WHAT IS BEING ASKED:
Wherever the word "truccate" turns up in a line of the entries, copy that line.

[Dataset excerpt]
....
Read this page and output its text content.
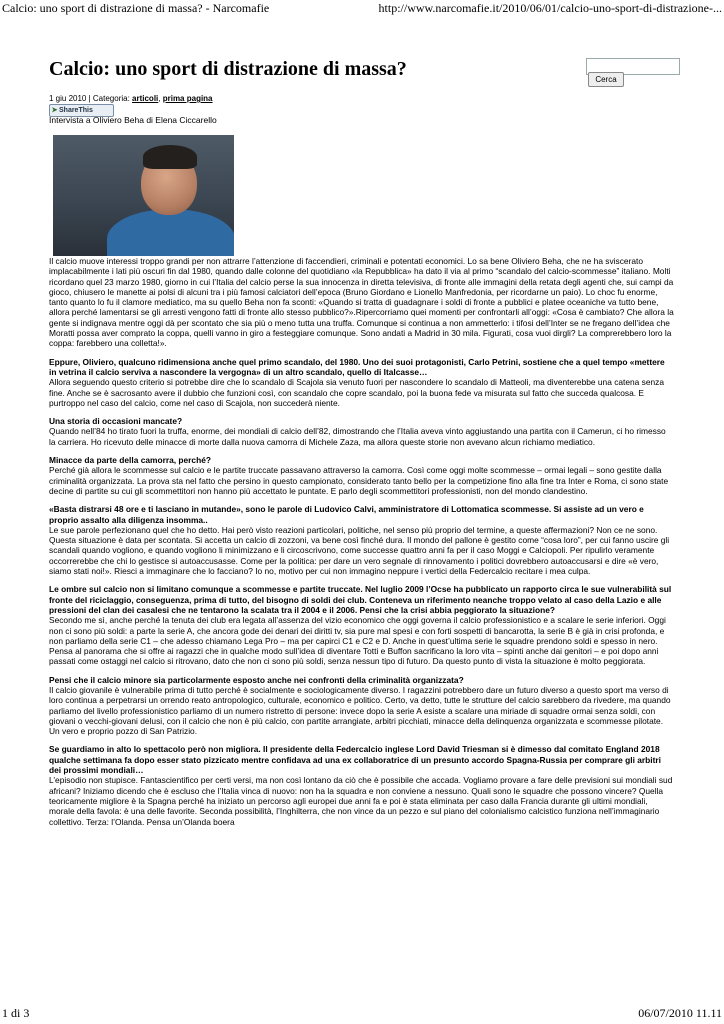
Calcio: uno sport di distrazione di massa? - Narcomafie	http://www.narcomafie.it/2010/06/01/calcio-uno-sport-di-distrazione-...
Cerca
Calcio: uno sport di distrazione di massa?
1 giu 2010 | Categoria: articoli, prima pagina
➤ ShareThis
Intervista a Oliviero Beha di Elena Ciccarello

Il calcio muove interessi troppo grandi per non attrarre l’attenzione di faccendieri, criminali e potentati economici. Lo sa bene Oliviero Beha, che ne ha sviscerato implacabilmente i lati più oscuri fin dal 1980, quando dalle colonne del quotidiano «la Repubblica» ha dato il via al primo “scandalo del calcio-scommesse” italiano. Molti ricordano quel 23 marzo 1980, giorno in cui l’Italia del calcio perse la sua innocenza in diretta televisiva, di fronte alle immagini della retata degli agenti che, sui campi da gioco, chiusero le manette ai polsi di alcuni tra i più famosi calciatori dell’epoca (Bruno Giordano e Lionello Manfredonia, per ricordarne un paio). Lo choc fu enorme, tanto quanto lo fu il clamore mediatico, ma su quello Beha non fa sconti: «Quando si tratta di guadagnare i soldi di fronte a pubblici e platee oceaniche va tutto bene, allora perché lamentarsi se gli arresti vengono fatti di fronte allo stesso pubblico?».Ripercorriamo quei momenti per confrontarli all’oggi: «Cosa è cambiato? Che allora la gente si indignava mentre oggi dà per scontato che sia più o meno tutta una truffa. Comunque si continua a non ammetterlo: i tifosi dell’Inter se ne fregano dell’idea che Moratti possa aver comprato la coppa, quelli vanno in giro a festeggiare comunque. Sono andati a Madrid in 30 mila. Figurati, cosa vuoi dirgli? La comprerebbero loro la coppa: farebbero una colletta!».

Eppure, Oliviero, qualcuno ridimensiona anche quel primo scandalo, del 1980. Uno dei suoi protagonisti, Carlo Petrini, sostiene che a quel tempo «mettere in vetrina il calcio serviva a nascondere la vergogna» di un altro scandalo, quello di Italcasse…

Allora seguendo questo criterio si potrebbe dire che lo scandalo di Scajola sia venuto fuori per nascondere lo scandalo di Matteoli, ma diventerebbe una catena senza fine. Anche se è sacrosanto avere il dubbio che funzioni così, con scandalo che copre scandalo, poi la buona fede va misurata sul fatto che succeda qualcosa. E purtroppo nel caso del calcio, come nel caso di Scajola, non succederà niente.

Una storia di occasioni mancate?

Quando nell’84 ho tirato fuori la truffa, enorme, dei mondiali di calcio dell’82, dimostrando che l’Italia aveva vinto aggiustando una partita con il Camerun, ci ho rimesso la carriera. Ho ricevuto delle minacce di morte dalla nuova camorra di Michele Zaza, ma allora queste storie non avevano alcun richiamo mediatico.

Minacce da parte della camorra, perché?

Perché già allora le scommesse sul calcio e le partite truccate passavano attraverso la camorra. Così come oggi molte scommesse – ormai legali – sono gestite dalla criminalità organizzata. La prova sta nel fatto che persino in questo campionato, considerato tanto bello per la competizione fino alla fine tra Inter e Roma, ci sono state decine di partite su cui gli scommettitori non hanno più accettato le puntate. E parlo degli scommettitori professionisti, non del mondo clandestino.

«Basta distrarsi 48 ore e ti lasciano in mutande», sono le parole di Ludovico Calvi, amministratore di Lottomatica scommesse. Si assiste ad un vero e proprio assalto alla diligenza insomma..

Le sue parole perfezionano quel che ho detto. Hai però visto reazioni particolari, politiche, nel senso più proprio del termine, a queste affermazioni? Non ce ne sono. Questa situazione è data per scontata. Si accetta un calcio di zozzoni, va bene così finché dura. Il mondo del pallone è gestito come “cosa loro”, per cui fanno uscire gli scandali quando vogliono, e quando vogliono li minimizzano e li circoscrivono, come successe quattro anni fa per il caso Moggi e Calciopoli. Per ripulirlo veramente occorrerebbe che chi lo gestisce si autoaccusasse. Come per la politica: per dare un vero segnale di rinnovamento i politici dovrebbero autoaccusarsi e dire «è vero, siamo stati noi!». Riesci a immaginare che lo facciano? Io no, motivo per cui non immagino neppure i vertici della Federcalcio recitare i mea culpa.

Le ombre sul calcio non si limitano comunque a scommesse e partite truccate. Nel luglio 2009 l’Ocse ha pubblicato un rapporto circa le sue vulnerabilità sul fronte del riciclaggio, conseguenza, prima di tutto, del bisogno di soldi dei club. Conteneva un riferimento neanche troppo velato al caso della Lazio e alle pressioni del clan dei casalesi che ne tentarono la scalata tra il 2004 e il 2006. Pensi che la crisi abbia peggiorato la situazione?

Secondo me sì, anche perché la tenuta dei club era legata all’assenza del vizio economico che oggi governa il calcio professionistico e a scalare le serie inferiori. Oggi non ci sono più soldi: a parte la serie A, che ancora gode dei denari dei diritti tv, sia pure mal spesi e con forti sospetti di bancarotta, la serie B è già in crisi profonda, e non parliamo della serie C1 – che adesso chiamano Lega Pro – ma per capirci C1 e C2 e D. Anche in quest’ultima serie le squadre prendono soldi e spesso in nero. Pensa al panorama che si offre ai ragazzi che in qualche modo sull’idea di diventare Totti e Buffon sacrificano la loro vita – spinti anche dai genitori – e poi dopo anni passati come ostaggi nel calcio si ritrovano, dato che non ci sono più soldi, senza nessun tipo di futuro. Da questo punto di vista la situazione è molto peggiorata.

Pensi che il calcio minore sia particolarmente esposto anche nei confronti della criminalità organizzata?

Il calcio giovanile è vulnerabile prima di tutto perché è socialmente e sociologicamente diverso. I ragazzini potrebbero dare un futuro diverso a questo sport ma verso di loro continua a perpetrarsi un orrendo reato antropologico, culturale, economico e politico. Certo, va detto, tutte le strutture del calcio sarebbero da rivedere, ma quando parliamo del livello professionistico parliamo di un numero ristretto di persone: invece dopo la serie A esiste a scalare una miriade di squadre ormai senza soldi, con giovani o vecchi-giovani delusi, con il calcio che non è più calcio, con partite arrangiate, arbitri picchiati, minacce della delinquenza organizzata e scommesse pilotate. Un vero e proprio pozzo di San Patrizio.

Se guardiamo in alto lo spettacolo però non migliora. Il presidente della Federcalcio inglese Lord David Triesman si è dimesso dal comitato England 2018 qualche settimana fa dopo esser stato pizzicato mentre confidava ad una ex collaboratrice di un presunto accordo Spagna-Russia per comprare gli arbitri dei prossimi mondiali…

L’episodio non stupisce. Fantascientifico per certi versi, ma non così lontano da ciò che è possibile che accada. Vogliamo provare a fare delle previsioni sui mondiali sud africani? Iniziamo dicendo che è escluso che l’Italia vinca di nuovo: non ha la squadra e non conviene a nessuno. Quali sono le squadre che possono vincere? Quella teoricamente migliore è la Spagna perché ha iniziato un percorso agli europei due anni fa e poi è stata eliminata per caso dalla Francia durante gli ultimi mondiali, morale della favola: è una delle favorite. Seconda possibilità, l’Inghilterra, che non vince da un pezzo e sul piano del colonialismo calcistico funziona nell’immaginario collettivo. Terza: l’Olanda. Pensa un’Olanda boera

1 di 3	06/07/2010 11.11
....
WRITTEN REPLY:
Perché già allora le scommesse sul calcio e le partite truccate passavano attraverso la camorra. Così come oggi molte scommesse – ormai legali – sono gestite dalla criminalità organizzata. La prova sta nel fatto che persino in questo campionato, considerato tanto bello per la competizione fino alla fine tra Inter e Roma, ci sono state decine di partite su cui gli scommettitori non hanno più accettato le puntate. E parlo degli scommettitori professionisti, non del mondo clandestino.
Le ombre sul calcio non si limitano comunque a scommesse e partite truccate. Nel luglio 2009 l’Ocse ha pubblicato un rapporto circa le sue vulnerabilità sul fronte del riciclaggio, conseguenza, prima di tutto, del bisogno di soldi dei club. Conteneva un riferimento neanche troppo velato al caso della Lazio e alle pressioni del clan dei casalesi che ne tentarono la scalata tra il 2004 e il 2006. Pensi che la crisi abbia peggiorato la situazione?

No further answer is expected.